- **Instructions to follow**:
Give the entries again exactly, every one of them.
● ● ● ● ● ● ●
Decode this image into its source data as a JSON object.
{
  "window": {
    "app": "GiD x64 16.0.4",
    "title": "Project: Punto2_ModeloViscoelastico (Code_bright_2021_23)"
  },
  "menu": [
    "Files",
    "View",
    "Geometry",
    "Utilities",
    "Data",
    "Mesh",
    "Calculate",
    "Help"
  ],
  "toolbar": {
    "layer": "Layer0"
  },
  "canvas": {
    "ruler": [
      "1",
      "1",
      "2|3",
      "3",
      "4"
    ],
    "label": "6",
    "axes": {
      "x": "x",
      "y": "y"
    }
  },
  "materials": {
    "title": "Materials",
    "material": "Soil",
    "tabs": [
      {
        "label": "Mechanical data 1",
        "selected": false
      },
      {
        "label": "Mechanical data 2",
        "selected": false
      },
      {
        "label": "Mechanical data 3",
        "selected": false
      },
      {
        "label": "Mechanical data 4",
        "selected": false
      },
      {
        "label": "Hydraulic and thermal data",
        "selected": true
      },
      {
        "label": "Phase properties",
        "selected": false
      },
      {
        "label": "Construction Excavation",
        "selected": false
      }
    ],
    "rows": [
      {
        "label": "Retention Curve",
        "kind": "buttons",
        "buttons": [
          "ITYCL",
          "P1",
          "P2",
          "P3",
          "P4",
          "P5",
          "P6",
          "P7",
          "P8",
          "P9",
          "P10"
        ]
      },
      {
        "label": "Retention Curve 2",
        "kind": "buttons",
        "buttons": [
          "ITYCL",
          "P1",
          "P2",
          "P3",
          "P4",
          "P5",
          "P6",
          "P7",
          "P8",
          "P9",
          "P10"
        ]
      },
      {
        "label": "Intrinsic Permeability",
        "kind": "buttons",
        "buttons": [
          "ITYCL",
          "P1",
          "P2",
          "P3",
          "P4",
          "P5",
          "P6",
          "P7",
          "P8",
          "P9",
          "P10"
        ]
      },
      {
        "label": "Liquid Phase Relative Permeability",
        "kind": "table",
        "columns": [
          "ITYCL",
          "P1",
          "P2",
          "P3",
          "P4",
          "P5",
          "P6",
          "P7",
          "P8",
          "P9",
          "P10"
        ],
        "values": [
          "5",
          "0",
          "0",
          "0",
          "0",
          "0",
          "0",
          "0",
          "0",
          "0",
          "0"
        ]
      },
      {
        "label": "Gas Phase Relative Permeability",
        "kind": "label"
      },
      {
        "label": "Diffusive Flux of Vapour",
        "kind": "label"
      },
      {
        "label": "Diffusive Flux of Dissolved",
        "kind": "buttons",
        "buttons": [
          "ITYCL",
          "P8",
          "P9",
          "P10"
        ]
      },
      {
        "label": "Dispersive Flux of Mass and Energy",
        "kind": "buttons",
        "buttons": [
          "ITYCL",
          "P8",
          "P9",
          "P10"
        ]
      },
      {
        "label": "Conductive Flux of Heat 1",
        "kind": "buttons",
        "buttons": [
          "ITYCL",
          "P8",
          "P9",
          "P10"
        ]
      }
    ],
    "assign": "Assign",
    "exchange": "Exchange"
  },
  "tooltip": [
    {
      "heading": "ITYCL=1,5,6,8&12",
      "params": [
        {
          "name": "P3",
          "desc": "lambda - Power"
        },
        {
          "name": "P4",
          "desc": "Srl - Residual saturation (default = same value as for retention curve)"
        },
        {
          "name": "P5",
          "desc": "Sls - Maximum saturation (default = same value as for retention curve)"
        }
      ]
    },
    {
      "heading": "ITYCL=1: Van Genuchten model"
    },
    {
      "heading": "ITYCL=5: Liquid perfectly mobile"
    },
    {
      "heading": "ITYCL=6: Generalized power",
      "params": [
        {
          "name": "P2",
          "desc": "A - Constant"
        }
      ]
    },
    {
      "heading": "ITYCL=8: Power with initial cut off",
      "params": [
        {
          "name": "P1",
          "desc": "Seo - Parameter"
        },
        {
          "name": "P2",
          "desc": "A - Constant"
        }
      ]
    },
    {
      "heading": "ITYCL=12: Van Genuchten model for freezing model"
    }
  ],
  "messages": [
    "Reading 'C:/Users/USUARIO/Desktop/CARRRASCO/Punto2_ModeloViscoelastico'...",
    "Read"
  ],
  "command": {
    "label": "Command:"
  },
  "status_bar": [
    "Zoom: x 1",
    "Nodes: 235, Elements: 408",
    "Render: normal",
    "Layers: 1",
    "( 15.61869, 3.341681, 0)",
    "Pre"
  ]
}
● ● ● ● ● ● ●
- **Response to this task**:
Decode this image into its source data as a JSON object.
{
  "window": {
    "app": "GiD x64 16.0.4",
    "title": "Project: Punto2_ModeloViscoelastico (Code_bright_2021_23)"
  },
  "menu": [
    "Files",
    "View",
    "Geometry",
    "Utilities",
    "Data",
    "Mesh",
    "Calculate",
    "Help"
  ],
  "toolbar": {
    "layer": "Layer0"
  },
  "canvas": {
    "ruler": [
      "1",
      "1",
      "2|3",
      "3",
      "4"
    ],
    "label": "6",
    "axes": {
      "x": "x",
      "y": "y"
    }
  },
  "materials": {
    "title": "Materials",
    "material": "Soil",
    "tabs": [
      {
        "label": "Mechanical data 1",
        "selected": false
      },
      {
        "label": "Mechanical data 2",
        "selected": false
      },
      {
        "label": "Mechanical data 3",
        "selected": false
      },
      {
        "label": "Mechanical data 4",
        "selected": false
      },
      {
        "label": "Hydraulic and thermal data",
        "selected": true
      },
      {
        "label": "Phase properties",
        "selected": false
      },
      {
        "label": "Construction Excavation",
        "selected": false
      }
    ],
    "rows": [
      {
        "label": "Retention Curve",
        "kind": "buttons",
        "buttons": [
          "ITYCL",
          "P1",
          "P2",
          "P3",
          "P4",
          "P5",
          "P6",
          "P7",
          "P8",
          "P9",
          "P10"
        ]
      },
      {
        "label": "Retention Curve 2",
        "kind": "buttons",
        "buttons": [
          "ITYCL",
          "P1",
          "P2",
          "P3",
          "P4",
          "P5",
          "P6",
          "P7",
          "P8",
          "P9",
          "P10"
        ]
      },
      {
        "label": "Intrinsic Permeability",
        "kind": "buttons",
        "buttons": [
          "ITYCL",
          "P1",
          "P2",
          "P3",
          "P4",
          "P5",
          "P6",
          "P7",
          "P8",
          "P9",
          "P10"
        ]
      },
      {
        "label": "Liquid Phase Relative Permeability",
        "kind": "table",
        "columns": [
          "ITYCL",
          "P1",
          "P2",
          "P3",
          "P4",
          "P5",
          "P6",
          "P7",
          "P8",
          "P9",
          "P10"
        ],
        "values": [
          "5",
          "0",
          "0",
          "0",
          "0",
          "0",
          "0",
          "0",
          "0",
          "0",
          "0"
        ]
      },
      {
        "label": "Gas Phase Relative Permeability",
        "kind": "label"
      },
      {
        "label": "Diffusive Flux of Vapour",
        "kind": "label"
      },
      {
        "label": "Diffusive Flux of Dissolved",
        "kind": "buttons",
        "buttons": [
          "ITYCL",
          "P8",
          "P9",
          "P10"
        ]
      },
      {
        "label": "Dispersive Flux of Mass and Energy",
        "kind": "buttons",
        "buttons": [
          "ITYCL",
          "P8",
          "P9",
          "P10"
        ]
      },
      {
        "label": "Conductive Flux of Heat 1",
        "kind": "buttons",
        "buttons": [
          "ITYCL",
          "P8",
          "P9",
          "P10"
        ]
      }
    ],
    "assign": "Assign",
    "exchange": "Exchange"
  },
  "tooltip": [
    {
      "heading": "ITYCL=1,5,6,8&12",
      "params": [
        {
          "name": "P3",
          "desc": "lambda - Power"
        },
        {
          "name": "P4",
          "desc": "Srl - Residual saturation (default = same value as for retention curve)"
        },
        {
          "name": "P5",
          "desc": "Sls - Maximum saturation (default = same value as for retention curve)"
        }
      ]
    },
    {
      "heading": "ITYCL=1: Van Genuchten model"
    },
    {
      "heading": "ITYCL=5: Liquid perfectly mobile"
    },
    {
      "heading": "ITYCL=6: Generalized power",
      "params": [
        {
          "name": "P2",
          "desc": "A - Constant"
        }
      ]
    },
    {
      "heading": "ITYCL=8: Power with initial cut off",
      "params": [
        {
          "name": "P1",
          "desc": "Seo - Parameter"
        },
        {
          "name": "P2",
          "desc": "A - Constant"
        }
      ]
    },
    {
      "heading": "ITYCL=12: Van Genuchten model for freezing model"
    }
  ],
  "messages": [
    "Reading 'C:/Users/USUARIO/Desktop/CARRRASCO/Punto2_ModeloViscoelastico'...",
    "Read"
  ],
  "command": {
    "label": "Command:"
  },
  "status_bar": [
    "Zoom: x 1",
    "Nodes: 235, Elements: 408",
    "Render: normal",
    "Layers: 1",
    "( 15.61869, 3.341681, 0)",
    "Pre"
  ]
}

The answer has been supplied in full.